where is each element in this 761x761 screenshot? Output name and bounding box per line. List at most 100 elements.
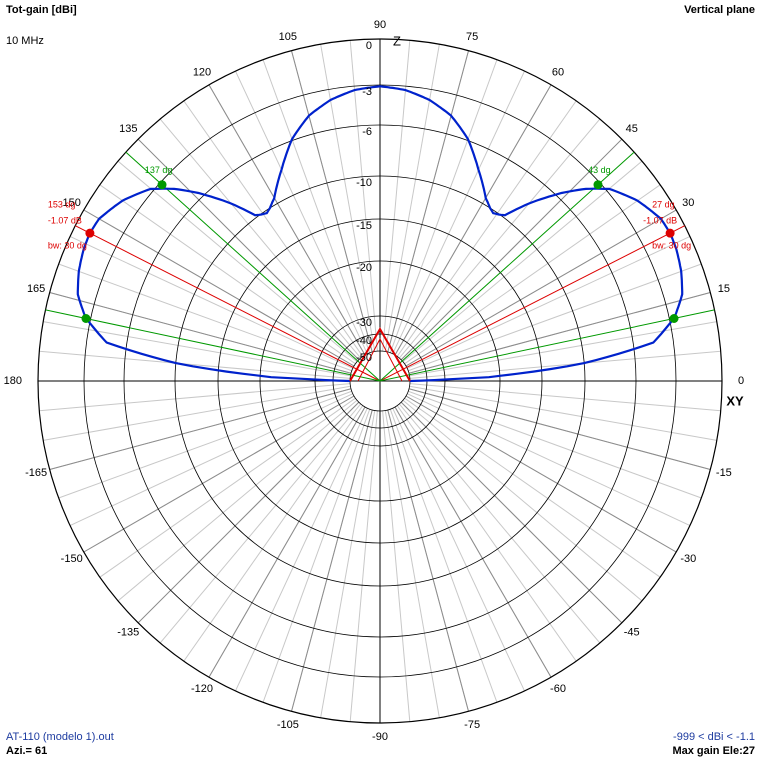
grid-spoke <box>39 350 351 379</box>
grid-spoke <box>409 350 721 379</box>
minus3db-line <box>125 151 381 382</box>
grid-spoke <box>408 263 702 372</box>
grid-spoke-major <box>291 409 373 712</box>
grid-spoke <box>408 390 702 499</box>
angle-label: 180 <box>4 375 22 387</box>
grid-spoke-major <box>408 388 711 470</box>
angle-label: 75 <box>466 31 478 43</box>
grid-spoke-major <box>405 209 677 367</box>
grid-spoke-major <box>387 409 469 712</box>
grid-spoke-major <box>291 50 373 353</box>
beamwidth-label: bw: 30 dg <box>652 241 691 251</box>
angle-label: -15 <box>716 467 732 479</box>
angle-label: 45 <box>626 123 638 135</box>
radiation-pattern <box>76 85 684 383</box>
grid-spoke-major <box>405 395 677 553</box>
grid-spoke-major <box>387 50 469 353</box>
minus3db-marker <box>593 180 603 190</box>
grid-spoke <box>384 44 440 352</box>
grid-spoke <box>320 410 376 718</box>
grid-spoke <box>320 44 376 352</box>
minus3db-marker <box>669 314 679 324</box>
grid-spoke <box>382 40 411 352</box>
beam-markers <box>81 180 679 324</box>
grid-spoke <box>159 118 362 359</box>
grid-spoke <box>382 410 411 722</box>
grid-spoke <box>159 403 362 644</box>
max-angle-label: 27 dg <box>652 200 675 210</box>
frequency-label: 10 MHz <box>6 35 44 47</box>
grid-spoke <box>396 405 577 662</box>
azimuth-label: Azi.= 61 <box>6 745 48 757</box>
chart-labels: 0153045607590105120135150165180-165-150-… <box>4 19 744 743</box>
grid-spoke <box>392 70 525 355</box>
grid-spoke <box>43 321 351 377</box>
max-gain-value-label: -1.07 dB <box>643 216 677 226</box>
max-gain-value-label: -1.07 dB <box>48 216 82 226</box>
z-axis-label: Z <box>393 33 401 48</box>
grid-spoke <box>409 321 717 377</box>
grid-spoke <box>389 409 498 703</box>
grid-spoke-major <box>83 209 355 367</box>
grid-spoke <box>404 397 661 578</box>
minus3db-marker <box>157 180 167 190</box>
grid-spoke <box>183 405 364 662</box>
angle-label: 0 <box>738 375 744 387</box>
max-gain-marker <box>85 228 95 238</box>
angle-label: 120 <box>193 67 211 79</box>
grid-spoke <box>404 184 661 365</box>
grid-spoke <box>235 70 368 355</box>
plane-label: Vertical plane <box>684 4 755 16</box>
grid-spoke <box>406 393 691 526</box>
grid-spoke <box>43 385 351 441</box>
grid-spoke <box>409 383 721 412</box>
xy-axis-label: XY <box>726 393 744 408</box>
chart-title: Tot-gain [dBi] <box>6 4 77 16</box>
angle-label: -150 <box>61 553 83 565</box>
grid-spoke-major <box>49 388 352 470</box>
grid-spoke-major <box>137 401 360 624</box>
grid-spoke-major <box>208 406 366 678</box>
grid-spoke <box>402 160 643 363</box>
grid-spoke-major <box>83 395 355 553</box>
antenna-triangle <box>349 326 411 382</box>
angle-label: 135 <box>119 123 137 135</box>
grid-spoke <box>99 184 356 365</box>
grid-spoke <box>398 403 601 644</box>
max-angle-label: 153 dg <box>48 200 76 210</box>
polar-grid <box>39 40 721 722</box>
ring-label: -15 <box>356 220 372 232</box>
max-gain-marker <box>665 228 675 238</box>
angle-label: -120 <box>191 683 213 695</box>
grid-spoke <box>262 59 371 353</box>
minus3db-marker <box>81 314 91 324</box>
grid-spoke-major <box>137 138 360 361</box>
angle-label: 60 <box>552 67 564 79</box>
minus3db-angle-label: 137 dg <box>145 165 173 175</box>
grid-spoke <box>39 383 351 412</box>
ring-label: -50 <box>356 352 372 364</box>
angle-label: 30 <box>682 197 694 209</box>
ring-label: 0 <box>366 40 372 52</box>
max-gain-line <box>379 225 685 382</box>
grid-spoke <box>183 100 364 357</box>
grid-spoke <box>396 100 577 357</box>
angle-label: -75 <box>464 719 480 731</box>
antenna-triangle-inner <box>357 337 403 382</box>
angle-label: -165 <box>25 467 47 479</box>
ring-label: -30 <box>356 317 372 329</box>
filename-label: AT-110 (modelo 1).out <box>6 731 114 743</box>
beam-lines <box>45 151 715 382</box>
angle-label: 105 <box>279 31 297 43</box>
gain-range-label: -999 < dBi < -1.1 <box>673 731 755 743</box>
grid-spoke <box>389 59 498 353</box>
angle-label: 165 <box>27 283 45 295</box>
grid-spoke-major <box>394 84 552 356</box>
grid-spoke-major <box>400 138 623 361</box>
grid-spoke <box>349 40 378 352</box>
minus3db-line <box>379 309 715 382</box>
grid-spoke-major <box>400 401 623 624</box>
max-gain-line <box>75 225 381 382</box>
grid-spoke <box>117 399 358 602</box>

- [The problem] Copy out every line, unchanged, from the one containing "grid-spoke <box>39 350 351 379</box>" down to the one containing "angle-label: 180 <box>4 375 22 387</box>", both included.

- [Solution below]
grid-spoke <box>39 350 351 379</box>
grid-spoke <box>409 350 721 379</box>
minus3db-line <box>125 151 381 382</box>
grid-spoke <box>408 263 702 372</box>
grid-spoke-major <box>291 409 373 712</box>
grid-spoke <box>408 390 702 499</box>
angle-label: 180 <box>4 375 22 387</box>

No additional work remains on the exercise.